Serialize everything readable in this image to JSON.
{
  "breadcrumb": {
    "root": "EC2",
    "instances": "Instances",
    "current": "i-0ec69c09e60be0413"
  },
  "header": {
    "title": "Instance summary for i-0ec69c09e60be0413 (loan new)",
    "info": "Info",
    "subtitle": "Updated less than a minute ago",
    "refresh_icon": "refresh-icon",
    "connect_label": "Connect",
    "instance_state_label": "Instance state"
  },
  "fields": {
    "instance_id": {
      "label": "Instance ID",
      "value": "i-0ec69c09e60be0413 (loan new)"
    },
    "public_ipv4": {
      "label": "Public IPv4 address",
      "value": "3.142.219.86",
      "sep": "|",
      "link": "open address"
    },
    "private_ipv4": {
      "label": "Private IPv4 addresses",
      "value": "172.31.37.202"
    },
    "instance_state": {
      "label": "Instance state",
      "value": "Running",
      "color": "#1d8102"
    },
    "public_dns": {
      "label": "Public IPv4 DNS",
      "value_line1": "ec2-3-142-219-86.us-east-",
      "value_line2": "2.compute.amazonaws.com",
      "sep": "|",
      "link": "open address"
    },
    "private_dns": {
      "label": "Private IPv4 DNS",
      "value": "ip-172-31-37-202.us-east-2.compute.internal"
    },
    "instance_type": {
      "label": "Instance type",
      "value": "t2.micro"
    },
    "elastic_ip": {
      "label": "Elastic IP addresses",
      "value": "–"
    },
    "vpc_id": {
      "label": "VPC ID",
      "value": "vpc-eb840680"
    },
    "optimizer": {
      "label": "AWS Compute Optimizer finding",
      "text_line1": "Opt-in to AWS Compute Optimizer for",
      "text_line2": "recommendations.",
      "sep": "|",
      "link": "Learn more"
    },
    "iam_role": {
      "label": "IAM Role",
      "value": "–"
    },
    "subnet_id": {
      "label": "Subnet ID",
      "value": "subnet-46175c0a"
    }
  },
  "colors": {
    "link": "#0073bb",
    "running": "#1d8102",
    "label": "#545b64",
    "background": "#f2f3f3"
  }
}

> **Directions**: Transcribe the material above in its entirety. Match it exactly.

> **Answer below**:
Serialize everything readable in this image to JSON.
{
  "breadcrumb": {
    "root": "EC2",
    "instances": "Instances",
    "current": "i-0ec69c09e60be0413"
  },
  "header": {
    "title": "Instance summary for i-0ec69c09e60be0413 (loan new)",
    "info": "Info",
    "subtitle": "Updated less than a minute ago",
    "refresh_icon": "refresh-icon",
    "connect_label": "Connect",
    "instance_state_label": "Instance state"
  },
  "fields": {
    "instance_id": {
      "label": "Instance ID",
      "value": "i-0ec69c09e60be0413 (loan new)"
    },
    "public_ipv4": {
      "label": "Public IPv4 address",
      "value": "3.142.219.86",
      "sep": "|",
      "link": "open address"
    },
    "private_ipv4": {
      "label": "Private IPv4 addresses",
      "value": "172.31.37.202"
    },
    "instance_state": {
      "label": "Instance state",
      "value": "Running",
      "color": "#1d8102"
    },
    "public_dns": {
      "label": "Public IPv4 DNS",
      "value_line1": "ec2-3-142-219-86.us-east-",
      "value_line2": "2.compute.amazonaws.com",
      "sep": "|",
      "link": "open address"
    },
    "private_dns": {
      "label": "Private IPv4 DNS",
      "value": "ip-172-31-37-202.us-east-2.compute.internal"
    },
    "instance_type": {
      "label": "Instance type",
      "value": "t2.micro"
    },
    "elastic_ip": {
      "label": "Elastic IP addresses",
      "value": "–"
    },
    "vpc_id": {
      "label": "VPC ID",
      "value": "vpc-eb840680"
    },
    "optimizer": {
      "label": "AWS Compute Optimizer finding",
      "text_line1": "Opt-in to AWS Compute Optimizer for",
      "text_line2": "recommendations.",
      "sep": "|",
      "link": "Learn more"
    },
    "iam_role": {
      "label": "IAM Role",
      "value": "–"
    },
    "subnet_id": {
      "label": "Subnet ID",
      "value": "subnet-46175c0a"
    }
  },
  "colors": {
    "link": "#0073bb",
    "running": "#1d8102",
    "label": "#545b64",
    "background": "#f2f3f3"
  }
}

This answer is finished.